* **Given problem**
In the lines below, find how many contain the word "casa" and report that figure alone.

Stored records
*-*-*

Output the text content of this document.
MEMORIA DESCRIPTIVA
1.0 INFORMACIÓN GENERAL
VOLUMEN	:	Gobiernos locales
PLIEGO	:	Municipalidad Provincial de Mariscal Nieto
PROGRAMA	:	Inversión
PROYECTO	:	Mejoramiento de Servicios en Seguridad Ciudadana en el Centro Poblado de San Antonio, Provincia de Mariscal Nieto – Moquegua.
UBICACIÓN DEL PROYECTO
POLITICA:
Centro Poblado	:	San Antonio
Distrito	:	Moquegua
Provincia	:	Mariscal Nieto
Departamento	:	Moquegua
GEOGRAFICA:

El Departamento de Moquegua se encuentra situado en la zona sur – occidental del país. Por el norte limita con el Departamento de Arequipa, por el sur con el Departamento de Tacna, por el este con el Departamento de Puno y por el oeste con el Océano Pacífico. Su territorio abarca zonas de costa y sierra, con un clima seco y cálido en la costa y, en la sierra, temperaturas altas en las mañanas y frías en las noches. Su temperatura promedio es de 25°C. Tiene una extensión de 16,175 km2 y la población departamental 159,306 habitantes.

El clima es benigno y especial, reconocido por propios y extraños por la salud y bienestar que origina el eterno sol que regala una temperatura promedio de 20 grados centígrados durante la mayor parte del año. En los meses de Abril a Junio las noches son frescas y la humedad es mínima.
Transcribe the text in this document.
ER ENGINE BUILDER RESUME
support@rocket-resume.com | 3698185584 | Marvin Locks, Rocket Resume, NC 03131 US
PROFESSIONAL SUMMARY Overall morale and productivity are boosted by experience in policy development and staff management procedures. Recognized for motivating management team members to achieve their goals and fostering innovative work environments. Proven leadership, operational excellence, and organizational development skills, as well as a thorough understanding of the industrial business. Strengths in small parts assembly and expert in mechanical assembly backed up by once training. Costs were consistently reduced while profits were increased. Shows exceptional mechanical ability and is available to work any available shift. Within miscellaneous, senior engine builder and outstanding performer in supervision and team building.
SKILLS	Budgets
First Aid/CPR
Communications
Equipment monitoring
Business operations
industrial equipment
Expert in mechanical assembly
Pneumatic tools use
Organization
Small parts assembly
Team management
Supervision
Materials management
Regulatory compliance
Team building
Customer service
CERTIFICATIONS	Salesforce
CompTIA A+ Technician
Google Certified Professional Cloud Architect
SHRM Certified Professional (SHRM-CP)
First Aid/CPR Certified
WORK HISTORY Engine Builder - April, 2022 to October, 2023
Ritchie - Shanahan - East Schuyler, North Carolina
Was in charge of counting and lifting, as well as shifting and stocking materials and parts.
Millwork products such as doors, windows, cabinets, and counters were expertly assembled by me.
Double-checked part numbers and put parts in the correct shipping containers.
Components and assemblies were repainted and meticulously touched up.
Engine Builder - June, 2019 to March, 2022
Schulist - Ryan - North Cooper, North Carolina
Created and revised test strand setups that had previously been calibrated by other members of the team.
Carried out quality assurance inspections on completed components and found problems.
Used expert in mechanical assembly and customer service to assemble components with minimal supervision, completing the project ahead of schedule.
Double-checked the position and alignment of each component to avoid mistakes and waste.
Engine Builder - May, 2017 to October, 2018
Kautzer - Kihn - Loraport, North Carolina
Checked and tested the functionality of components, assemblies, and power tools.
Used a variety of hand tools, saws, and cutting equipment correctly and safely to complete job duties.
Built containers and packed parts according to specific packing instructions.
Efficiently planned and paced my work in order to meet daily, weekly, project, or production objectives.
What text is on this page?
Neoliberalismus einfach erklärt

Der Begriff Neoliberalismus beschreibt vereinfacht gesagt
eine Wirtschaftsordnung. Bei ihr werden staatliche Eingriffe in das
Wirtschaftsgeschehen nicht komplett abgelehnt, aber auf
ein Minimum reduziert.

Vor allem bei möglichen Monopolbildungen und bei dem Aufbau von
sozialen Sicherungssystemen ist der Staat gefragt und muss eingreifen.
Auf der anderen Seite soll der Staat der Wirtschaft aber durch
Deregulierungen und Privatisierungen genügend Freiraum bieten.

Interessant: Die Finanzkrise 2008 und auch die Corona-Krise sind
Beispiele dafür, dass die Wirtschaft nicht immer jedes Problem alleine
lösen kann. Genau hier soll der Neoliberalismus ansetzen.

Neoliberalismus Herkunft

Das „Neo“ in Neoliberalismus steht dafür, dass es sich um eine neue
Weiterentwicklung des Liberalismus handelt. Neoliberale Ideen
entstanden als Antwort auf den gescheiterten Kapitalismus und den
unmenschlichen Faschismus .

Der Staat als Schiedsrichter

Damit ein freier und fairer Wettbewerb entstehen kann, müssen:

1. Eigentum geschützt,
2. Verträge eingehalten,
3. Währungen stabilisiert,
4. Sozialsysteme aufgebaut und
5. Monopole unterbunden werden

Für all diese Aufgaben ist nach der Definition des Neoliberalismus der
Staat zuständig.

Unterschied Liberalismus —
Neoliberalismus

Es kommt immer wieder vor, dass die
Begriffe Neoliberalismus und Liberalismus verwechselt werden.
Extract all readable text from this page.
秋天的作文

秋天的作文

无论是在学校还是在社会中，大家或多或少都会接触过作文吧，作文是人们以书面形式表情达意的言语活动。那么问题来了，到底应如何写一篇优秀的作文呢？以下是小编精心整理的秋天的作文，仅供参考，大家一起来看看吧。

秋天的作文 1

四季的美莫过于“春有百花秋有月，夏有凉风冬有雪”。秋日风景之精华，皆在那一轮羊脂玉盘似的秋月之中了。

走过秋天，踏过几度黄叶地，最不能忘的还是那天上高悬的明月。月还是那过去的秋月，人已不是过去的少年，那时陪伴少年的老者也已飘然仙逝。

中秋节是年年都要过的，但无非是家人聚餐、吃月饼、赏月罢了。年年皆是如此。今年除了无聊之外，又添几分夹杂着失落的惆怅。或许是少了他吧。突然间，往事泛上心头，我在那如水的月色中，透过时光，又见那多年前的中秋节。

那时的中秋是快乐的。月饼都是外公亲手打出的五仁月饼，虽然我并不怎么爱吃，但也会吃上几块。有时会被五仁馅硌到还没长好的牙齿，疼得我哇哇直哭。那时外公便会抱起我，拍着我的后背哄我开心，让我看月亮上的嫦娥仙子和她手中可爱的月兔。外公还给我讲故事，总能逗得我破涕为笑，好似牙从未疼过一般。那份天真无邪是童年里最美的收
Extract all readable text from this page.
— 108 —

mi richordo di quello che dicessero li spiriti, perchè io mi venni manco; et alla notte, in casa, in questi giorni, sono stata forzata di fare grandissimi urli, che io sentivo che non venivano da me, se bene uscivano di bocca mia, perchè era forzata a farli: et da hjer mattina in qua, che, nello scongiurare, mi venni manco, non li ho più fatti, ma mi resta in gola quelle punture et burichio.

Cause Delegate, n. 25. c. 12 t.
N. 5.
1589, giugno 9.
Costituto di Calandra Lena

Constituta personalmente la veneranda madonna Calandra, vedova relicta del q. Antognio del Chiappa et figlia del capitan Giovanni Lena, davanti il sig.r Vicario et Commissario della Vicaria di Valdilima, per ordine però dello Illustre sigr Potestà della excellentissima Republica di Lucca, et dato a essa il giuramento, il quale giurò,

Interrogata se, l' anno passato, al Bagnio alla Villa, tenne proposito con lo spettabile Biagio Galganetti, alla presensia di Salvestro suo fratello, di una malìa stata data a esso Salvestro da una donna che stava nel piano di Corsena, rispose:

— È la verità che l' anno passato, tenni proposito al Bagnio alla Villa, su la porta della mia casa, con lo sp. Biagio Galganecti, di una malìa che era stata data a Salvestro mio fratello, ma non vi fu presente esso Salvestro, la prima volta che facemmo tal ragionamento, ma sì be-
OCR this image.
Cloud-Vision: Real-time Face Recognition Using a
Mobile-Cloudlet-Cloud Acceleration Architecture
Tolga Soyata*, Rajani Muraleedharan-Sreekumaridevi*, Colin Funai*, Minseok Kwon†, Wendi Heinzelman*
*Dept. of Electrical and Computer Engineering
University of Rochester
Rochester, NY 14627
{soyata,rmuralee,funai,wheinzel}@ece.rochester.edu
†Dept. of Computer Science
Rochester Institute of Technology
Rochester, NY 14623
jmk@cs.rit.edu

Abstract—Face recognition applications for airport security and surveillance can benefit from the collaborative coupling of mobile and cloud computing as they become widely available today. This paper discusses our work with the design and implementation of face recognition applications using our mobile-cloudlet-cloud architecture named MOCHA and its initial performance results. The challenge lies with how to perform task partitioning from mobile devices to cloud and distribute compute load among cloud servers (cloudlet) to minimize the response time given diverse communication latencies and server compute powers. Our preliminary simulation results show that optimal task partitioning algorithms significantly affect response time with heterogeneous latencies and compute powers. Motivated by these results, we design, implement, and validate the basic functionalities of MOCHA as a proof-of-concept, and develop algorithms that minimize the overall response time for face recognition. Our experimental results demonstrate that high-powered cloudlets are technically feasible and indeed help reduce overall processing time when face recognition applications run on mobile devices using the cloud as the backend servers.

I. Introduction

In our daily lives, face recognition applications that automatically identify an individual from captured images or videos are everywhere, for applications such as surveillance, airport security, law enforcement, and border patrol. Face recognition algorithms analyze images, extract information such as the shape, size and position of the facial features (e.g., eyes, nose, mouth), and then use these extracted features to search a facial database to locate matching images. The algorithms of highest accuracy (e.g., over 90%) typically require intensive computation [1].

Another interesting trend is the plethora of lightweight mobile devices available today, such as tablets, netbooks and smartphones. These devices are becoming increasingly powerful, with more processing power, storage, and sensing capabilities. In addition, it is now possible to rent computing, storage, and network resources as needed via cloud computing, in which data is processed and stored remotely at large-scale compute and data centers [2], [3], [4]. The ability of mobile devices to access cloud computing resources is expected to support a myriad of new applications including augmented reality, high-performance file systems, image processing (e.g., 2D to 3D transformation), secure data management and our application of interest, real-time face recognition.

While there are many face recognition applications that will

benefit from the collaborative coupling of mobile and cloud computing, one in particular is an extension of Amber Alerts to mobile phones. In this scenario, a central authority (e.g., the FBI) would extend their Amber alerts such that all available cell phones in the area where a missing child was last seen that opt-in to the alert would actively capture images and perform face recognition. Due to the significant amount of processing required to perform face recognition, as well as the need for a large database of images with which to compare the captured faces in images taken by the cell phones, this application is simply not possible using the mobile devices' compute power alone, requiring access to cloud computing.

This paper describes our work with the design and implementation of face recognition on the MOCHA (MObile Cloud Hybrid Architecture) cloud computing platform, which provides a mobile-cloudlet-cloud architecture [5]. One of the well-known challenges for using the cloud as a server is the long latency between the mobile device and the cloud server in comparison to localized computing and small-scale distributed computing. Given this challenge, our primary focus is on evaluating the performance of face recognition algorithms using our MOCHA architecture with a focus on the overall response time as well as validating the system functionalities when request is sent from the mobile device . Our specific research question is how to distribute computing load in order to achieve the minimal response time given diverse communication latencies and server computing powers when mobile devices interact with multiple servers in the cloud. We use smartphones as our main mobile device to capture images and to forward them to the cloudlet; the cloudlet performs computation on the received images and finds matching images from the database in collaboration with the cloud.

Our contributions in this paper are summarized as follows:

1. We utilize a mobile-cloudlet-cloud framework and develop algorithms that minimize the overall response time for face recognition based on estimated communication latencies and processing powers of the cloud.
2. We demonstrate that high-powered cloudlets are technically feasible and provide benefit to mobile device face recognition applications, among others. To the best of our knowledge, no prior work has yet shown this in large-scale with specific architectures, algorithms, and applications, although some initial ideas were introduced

*-*-*

* **Answer for this exercise**
2